§ Job
Go through the entries one line at a time, and gather every line that has the word "content".
===== Data to process
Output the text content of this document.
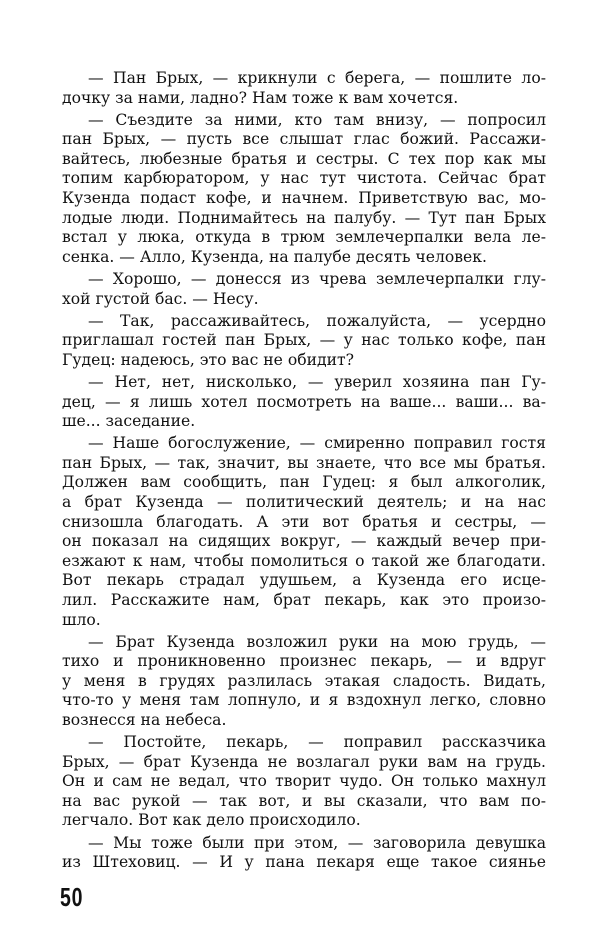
— Пан Брых, — крикнули с берега, — пошлите ло-
дочку за нами, ладно? Нам тоже к вам хочется.
— Съездите за ними, кто там внизу, — попросил
пан Брых, — пусть все слышат глас божий. Рассажи-
вайтесь, любезные братья и сестры. С тех пор как мы
топим карбюратором, у нас тут чистота. Сейчас брат
Кузенда подаст кофе, и начнем. Приветствую вас, мо-
лодые люди. Поднимайтесь на палубу. — Тут пан Брых
встал у люка, откуда в трюм землечерпалки вела ле-
сенка. — Алло, Кузенда, на палубе десять человек.
— Хорошо, — донесся из чрева землечерпалки глу-
хой густой бас. — Несу.
— Так, рассаживайтесь, пожалуйста, — усердно
приглашал гостей пан Брых, — у нас только кофе, пан
Гудец: надеюсь, это вас не обидит?
— Нет, нет, нисколько, — уверил хозяина пан Гу-
дец, — я лишь хотел посмотреть на ваше... ваши... ва-
ше... заседание.
— Наше богослужение, — смиренно поправил гостя
пан Брых, — так, значит, вы знаете, что все мы братья.
Должен вам сообщить, пан Гудец: я был алкоголик,
а брат Кузенда — политический деятель; и на нас
снизошла благодать. А эти вот братья и сестры, —
он показал на сидящих вокруг, — каждый вечер при-
езжают к нам, чтобы помолиться о такой же благодати.
Вот пекарь страдал удушьем, а Кузенда его исце-
лил. Расскажите нам, брат пекарь, как это произо-
шло.
— Брат Кузенда возложил руки на мою грудь, —
тихо и проникновенно произнес пекарь, — и вдруг
у меня в грудях разлилась этакая сладость. Видать,
что-то у меня там лопнуло, и я вздохнул легко, словно
вознесся на небеса.
— Постойте, пекарь, — поправил рассказчика
Брых, — брат Кузенда не возлагал руки вам на грудь.
Он и сам не ведал, что творит чудо. Он только махнул
на вас рукой — так вот, и вы сказали, что вам по-
легчало. Вот как дело происходило.
— Мы тоже были при этом, — заговорила девушка
из Штеховиц. — И у пана пекаря еще такое сиянье
50
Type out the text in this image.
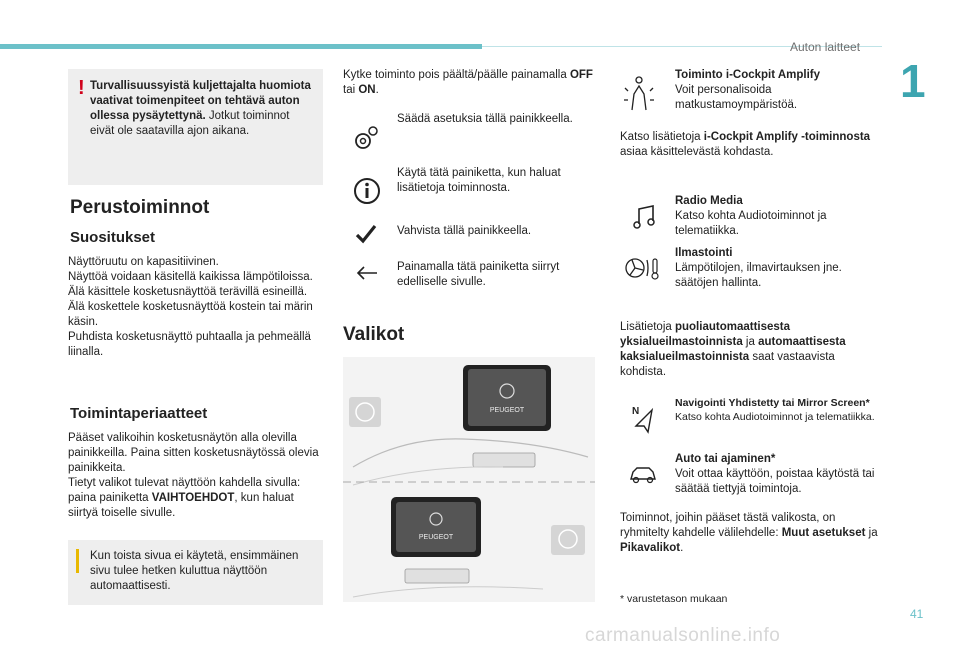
Auton laitteet
1
! Turvallisuussyistä kuljettajalta huomiota vaativat toimenpiteet on tehtävä auton ollessa pysäytettynä. Jotkut toiminnot eivät ole saatavilla ajon aikana.
Perustoiminnot
Suositukset
Näyttöruutu on kapasitiivinen.
Näyttöä voidaan käsitellä kaikissa lämpötiloissa.
Älä käsittele kosketusnäyttöä terävillä esineillä.
Älä koskettele kosketusnäyttöä kostein tai märin käsin.
Puhdista kosketusnäyttö puhtaalla ja pehmeällä liinalla.
Toimintaperiaatteet
Pääset valikoihin kosketusnäytön alla olevilla painikkeilla. Paina sitten kosketusnäytössä olevia painikkeita.
Tietyt valikot tulevat näyttöön kahdella sivulla: paina painiketta VAIHTOEHDOT, kun haluat siirtyä toiselle sivulle.
Kun toista sivua ei käytetä, ensimmäinen sivu tulee hetken kuluttua näyttöön automaattisesti.
Kytke toiminto pois päältä/päälle painamalla OFF tai ON.
Säädä asetuksia tällä painikkeella.
Käytä tätä painiketta, kun haluat lisätietoja toiminnosta.
Vahvista tällä painikkeella.
Painamalla tätä painiketta siirryt edelliselle sivulle.
Valikot
PEUGEOT
PEUGEOT
Toiminto i-Cockpit Amplify
Voit personalisoida matkustamoympäristöä.
Katso lisätietoja i-Cockpit Amplify -toiminnosta asiaa käsittelevästä kohdasta.
Radio Media
Katso kohta Audiotoiminnot ja telematiikka.
Ilmastointi
Lämpötilojen, ilmavirtauksen jne. säätöjen hallinta.
Lisätietoja puoliautomaattisesta yksialueilmastoinnista ja automaattisesta kaksialueilmastoinnista saat vastaavista kohdista.
N
Navigointi Yhdistetty tai Mirror Screen*
Katso kohta Audiotoiminnot ja telematiikka.
Auto tai ajaminen*
Voit ottaa käyttöön, poistaa käytöstä tai säätää tiettyjä toimintoja.
Toiminnot, joihin pääset tästä valikosta, on ryhmitelty kahdelle välilehdelle: Muut asetukset ja Pikavalikot.
* varustetason mukaan
41
carmanualsonline.info
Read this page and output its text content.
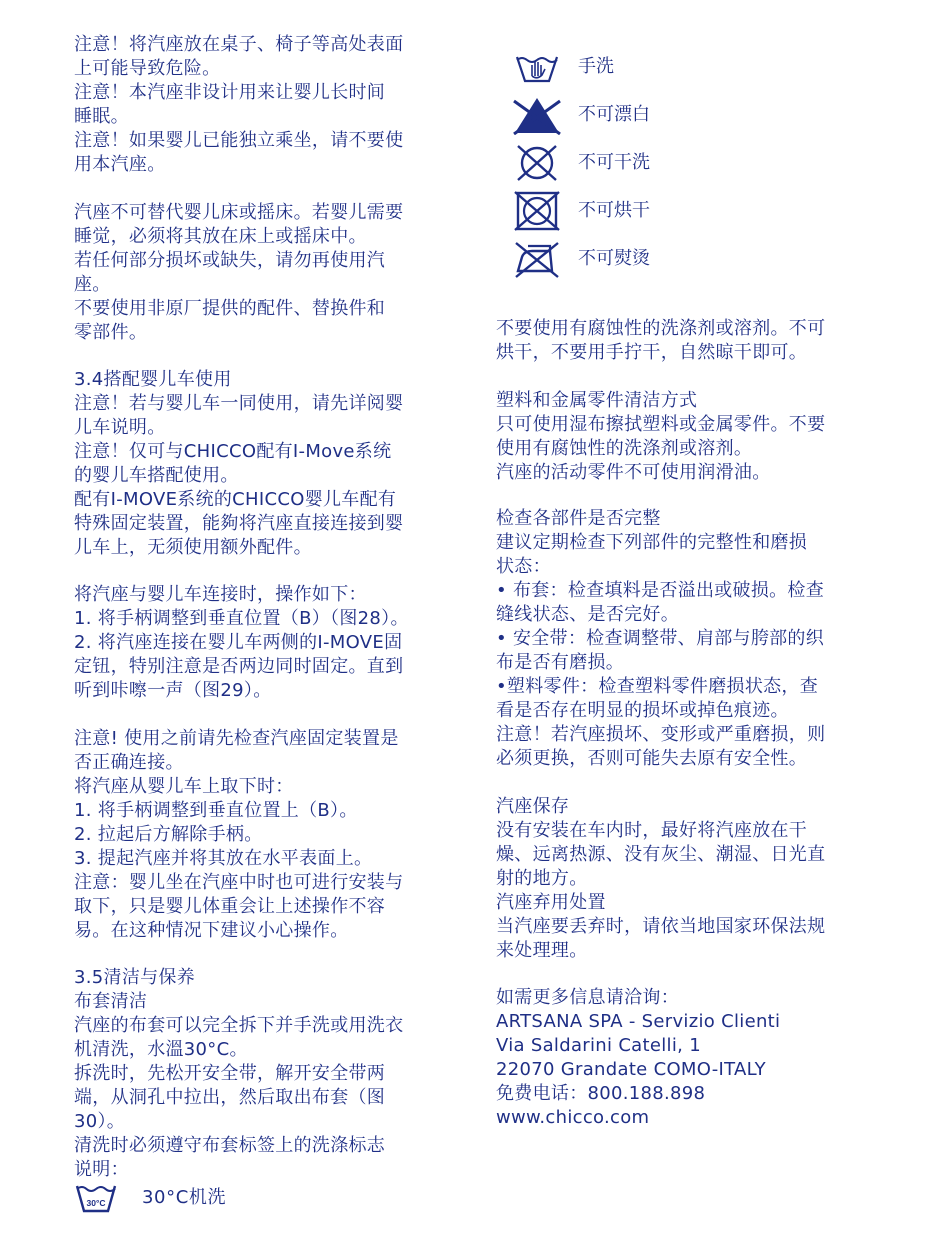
注意！将汽座放在桌子、椅子等高处表面
上可能导致危险。
注意！本汽座非设计用来让婴儿长时间
睡眠。
注意！如果婴儿已能独立乘坐，请不要使
用本汽座。
汽座不可替代婴儿床或摇床。若婴儿需要
睡觉，必须将其放在床上或摇床中。
若任何部分损坏或缺失，请勿再使用汽
座。
不要使用非原厂提供的配件、替换件和
零部件。
3.4搭配婴儿车使用
注意！若与婴儿车一同使用，请先详阅婴
儿车说明。
注意！仅可与CHICCO配有I-Move系统
的婴儿车搭配使用。
配有I-MOVE系统的CHICCO婴儿车配有
特殊固定装置，能夠将汽座直接连接到婴
儿车上，无须使用额外配件。
将汽座与婴儿车连接时，操作如下：
1. 将手柄调整到垂直位置（B）（图28）。
2. 将汽座连接在婴儿车两侧的I-MOVE固
定钮，特别注意是否两边同时固定。直到
听到咔嚓一声（图29）。
注意! 使用之前请先检查汽座固定装置是
否正确连接。
将汽座从婴儿车上取下时：
1. 将手柄调整到垂直位置上（B）。
2. 拉起后方解除手柄。
3. 提起汽座并将其放在水平表面上。
注意：婴儿坐在汽座中时也可进行安装与
取下，只是婴儿体重会让上述操作不容
易。在这种情况下建议小心操作。
3.5清洁与保养
布套清洁
汽座的布套可以完全拆下并手洗或用洗衣
机清洗，水溫30°C。
拆洗时，先松开安全带，解开安全带两
端，从洞孔中拉出，然后取出布套（图
30）。
清洗时必须遵守布套标签上的洗涤标志
说明：
30°C 30°C机洗
手洗
不可漂白
不可干洗
不可烘干
不可熨烫
不要使用有腐蚀性的洗涤剂或溶剂。不可
烘干，不要用手拧干，自然晾干即可。
塑料和金属零件清洁方式
只可使用湿布擦拭塑料或金属零件。不要
使用有腐蚀性的洗涤剂或溶剂。
汽座的活动零件不可使用润滑油。
检查各部件是否完整
建议定期检查下列部件的完整性和磨损
状态：
• 布套：检查填料是否溢出或破损。检查
缝线状态、是否完好。
• 安全带：检查调整带、肩部与胯部的织
布是否有磨损。
•塑料零件：检查塑料零件磨损状态，查
看是否存在明显的损坏或掉色痕迹。
注意！若汽座损坏、变形或严重磨损，则
必须更换，否则可能失去原有安全性。
汽座保存
没有安装在车内时，最好将汽座放在干
燥、远离热源、没有灰尘、潮湿、日光直
射的地方。
汽座弃用处置
当汽座要丢弃时，请依当地国家环保法规
来处理理。
如需更多信息请洽询：
ARTSANA SPA - Servizio Clienti
Via Saldarini Catelli, 1
22070 Grandate COMO-ITALY
免费电话：800.188.898
www.chicco.com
==========
§ Solution to the exercise
Output the text content of this document.
Read this page and output its text content.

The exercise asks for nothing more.